Dataset content:
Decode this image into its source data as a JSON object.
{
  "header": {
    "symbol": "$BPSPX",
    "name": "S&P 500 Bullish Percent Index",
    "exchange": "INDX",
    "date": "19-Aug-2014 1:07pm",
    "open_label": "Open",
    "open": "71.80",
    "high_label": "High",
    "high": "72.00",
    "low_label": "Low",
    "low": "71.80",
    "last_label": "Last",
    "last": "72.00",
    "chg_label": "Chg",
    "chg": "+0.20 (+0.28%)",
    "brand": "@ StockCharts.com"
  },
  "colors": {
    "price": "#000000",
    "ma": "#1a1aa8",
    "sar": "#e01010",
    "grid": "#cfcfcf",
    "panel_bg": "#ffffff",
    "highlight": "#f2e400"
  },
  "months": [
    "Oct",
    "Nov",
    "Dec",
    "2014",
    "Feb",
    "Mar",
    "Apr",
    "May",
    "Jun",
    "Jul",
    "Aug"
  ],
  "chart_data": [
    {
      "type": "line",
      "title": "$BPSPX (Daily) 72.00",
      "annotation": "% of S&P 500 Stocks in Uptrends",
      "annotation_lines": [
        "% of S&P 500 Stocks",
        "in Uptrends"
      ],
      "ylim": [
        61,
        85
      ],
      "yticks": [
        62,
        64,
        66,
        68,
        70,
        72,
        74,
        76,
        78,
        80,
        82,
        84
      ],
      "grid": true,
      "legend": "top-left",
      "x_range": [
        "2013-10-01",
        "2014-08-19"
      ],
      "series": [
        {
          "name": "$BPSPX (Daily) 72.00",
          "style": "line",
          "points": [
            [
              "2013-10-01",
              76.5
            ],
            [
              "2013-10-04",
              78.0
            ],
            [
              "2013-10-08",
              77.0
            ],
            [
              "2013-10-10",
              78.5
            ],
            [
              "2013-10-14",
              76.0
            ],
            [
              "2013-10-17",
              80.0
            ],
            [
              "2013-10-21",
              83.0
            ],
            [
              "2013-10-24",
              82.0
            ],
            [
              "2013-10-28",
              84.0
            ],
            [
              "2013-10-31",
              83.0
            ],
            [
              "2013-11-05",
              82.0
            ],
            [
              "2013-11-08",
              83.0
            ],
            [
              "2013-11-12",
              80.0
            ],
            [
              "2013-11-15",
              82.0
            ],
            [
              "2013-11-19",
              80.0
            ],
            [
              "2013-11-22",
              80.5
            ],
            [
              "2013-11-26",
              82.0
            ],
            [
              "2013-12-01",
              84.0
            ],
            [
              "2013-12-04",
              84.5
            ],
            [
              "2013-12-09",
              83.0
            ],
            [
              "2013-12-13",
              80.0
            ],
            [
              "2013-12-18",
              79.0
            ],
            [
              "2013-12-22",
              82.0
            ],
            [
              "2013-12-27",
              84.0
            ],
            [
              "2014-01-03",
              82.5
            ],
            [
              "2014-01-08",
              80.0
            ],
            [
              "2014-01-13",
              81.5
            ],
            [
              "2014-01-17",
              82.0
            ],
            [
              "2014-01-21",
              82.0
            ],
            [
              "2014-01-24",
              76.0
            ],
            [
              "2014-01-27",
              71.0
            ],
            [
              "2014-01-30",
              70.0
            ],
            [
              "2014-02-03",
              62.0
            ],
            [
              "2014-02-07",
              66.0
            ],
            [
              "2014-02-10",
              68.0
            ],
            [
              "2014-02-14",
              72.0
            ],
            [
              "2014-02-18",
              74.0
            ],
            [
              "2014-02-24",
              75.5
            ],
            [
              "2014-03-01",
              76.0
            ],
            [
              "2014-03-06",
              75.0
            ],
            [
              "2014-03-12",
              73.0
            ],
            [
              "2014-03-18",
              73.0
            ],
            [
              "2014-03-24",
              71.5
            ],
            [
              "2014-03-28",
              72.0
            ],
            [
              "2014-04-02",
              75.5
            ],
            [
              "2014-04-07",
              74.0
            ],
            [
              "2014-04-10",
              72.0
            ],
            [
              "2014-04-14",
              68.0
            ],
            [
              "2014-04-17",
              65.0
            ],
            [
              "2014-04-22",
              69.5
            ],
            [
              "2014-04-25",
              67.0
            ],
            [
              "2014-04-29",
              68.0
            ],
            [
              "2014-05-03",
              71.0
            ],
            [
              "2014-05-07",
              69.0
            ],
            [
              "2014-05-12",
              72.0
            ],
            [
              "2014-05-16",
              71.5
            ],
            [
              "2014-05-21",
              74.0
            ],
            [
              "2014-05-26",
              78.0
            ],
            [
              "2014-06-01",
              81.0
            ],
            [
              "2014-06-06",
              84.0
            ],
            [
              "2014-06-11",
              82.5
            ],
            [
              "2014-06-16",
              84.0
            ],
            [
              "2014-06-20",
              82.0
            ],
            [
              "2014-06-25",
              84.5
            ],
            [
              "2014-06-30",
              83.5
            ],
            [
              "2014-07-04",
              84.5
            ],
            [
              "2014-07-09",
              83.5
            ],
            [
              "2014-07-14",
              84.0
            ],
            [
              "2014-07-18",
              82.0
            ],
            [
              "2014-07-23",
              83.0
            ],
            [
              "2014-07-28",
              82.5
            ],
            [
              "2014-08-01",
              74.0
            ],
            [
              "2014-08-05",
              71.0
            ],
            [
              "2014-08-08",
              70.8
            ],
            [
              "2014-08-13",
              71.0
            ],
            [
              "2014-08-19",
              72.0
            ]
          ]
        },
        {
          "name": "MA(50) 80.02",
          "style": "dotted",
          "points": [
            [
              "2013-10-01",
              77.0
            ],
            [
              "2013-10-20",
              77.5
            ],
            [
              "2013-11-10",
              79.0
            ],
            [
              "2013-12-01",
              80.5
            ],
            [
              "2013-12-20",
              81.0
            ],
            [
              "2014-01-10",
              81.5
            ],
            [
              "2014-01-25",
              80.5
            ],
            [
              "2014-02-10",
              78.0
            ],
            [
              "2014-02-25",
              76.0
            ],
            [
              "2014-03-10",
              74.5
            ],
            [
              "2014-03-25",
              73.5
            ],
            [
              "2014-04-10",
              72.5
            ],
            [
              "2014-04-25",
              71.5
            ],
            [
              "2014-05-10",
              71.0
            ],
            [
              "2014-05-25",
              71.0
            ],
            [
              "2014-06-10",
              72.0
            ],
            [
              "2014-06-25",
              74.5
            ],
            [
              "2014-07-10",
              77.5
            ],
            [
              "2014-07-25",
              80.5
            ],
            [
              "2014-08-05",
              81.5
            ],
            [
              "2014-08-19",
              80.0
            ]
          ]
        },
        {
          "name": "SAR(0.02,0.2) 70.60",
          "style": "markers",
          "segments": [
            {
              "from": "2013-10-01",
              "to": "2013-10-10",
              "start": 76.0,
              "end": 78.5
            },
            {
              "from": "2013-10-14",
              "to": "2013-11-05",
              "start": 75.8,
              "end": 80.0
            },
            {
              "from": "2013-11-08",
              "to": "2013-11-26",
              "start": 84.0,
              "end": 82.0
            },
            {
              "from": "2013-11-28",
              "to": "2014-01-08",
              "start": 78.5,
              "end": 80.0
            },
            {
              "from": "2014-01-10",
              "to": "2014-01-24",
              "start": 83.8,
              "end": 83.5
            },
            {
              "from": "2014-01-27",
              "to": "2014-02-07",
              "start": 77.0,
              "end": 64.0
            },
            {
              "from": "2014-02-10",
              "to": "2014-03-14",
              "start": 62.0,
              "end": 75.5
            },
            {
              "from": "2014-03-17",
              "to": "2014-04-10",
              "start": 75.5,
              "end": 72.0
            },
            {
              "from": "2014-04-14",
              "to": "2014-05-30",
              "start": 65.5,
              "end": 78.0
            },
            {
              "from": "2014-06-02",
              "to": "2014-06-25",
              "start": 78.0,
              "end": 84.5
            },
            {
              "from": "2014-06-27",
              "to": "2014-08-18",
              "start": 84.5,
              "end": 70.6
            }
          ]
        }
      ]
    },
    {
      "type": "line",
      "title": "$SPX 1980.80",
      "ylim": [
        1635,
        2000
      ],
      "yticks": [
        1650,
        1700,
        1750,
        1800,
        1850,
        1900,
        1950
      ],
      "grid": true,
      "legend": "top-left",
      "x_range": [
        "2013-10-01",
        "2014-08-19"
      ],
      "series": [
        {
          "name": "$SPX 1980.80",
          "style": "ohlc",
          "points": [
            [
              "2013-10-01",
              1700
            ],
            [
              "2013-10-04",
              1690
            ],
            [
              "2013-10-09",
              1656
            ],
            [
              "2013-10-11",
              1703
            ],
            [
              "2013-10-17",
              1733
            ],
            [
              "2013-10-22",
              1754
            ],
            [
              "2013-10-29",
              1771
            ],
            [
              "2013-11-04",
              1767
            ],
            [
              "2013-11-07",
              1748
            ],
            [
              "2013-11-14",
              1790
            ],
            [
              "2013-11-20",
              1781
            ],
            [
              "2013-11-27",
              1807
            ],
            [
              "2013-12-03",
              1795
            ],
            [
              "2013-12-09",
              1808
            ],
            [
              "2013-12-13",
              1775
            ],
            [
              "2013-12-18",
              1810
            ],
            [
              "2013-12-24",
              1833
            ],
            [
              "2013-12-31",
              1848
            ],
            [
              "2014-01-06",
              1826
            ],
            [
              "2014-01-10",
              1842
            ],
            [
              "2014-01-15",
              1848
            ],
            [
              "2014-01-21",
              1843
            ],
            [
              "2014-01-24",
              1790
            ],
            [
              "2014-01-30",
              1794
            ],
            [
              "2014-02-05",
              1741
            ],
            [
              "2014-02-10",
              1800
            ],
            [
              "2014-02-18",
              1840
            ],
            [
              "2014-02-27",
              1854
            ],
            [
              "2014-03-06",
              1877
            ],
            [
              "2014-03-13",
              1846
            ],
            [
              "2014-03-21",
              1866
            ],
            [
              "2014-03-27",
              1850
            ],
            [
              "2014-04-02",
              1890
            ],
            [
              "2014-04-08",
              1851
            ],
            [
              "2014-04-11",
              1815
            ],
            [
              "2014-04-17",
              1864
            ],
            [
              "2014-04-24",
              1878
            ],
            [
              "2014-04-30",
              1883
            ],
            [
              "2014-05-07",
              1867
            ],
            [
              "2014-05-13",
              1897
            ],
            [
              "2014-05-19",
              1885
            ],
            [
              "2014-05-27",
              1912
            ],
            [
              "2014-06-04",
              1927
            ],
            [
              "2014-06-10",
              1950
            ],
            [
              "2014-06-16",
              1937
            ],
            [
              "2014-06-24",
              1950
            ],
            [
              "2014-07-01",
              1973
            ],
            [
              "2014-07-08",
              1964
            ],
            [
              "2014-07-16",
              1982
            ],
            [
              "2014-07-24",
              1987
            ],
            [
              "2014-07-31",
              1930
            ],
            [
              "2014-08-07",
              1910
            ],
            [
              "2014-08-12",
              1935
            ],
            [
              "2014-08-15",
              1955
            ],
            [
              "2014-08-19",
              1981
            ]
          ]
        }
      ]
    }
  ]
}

Required task: Give the number of lines where the string "name" occurs, without any further text.

Task result: 5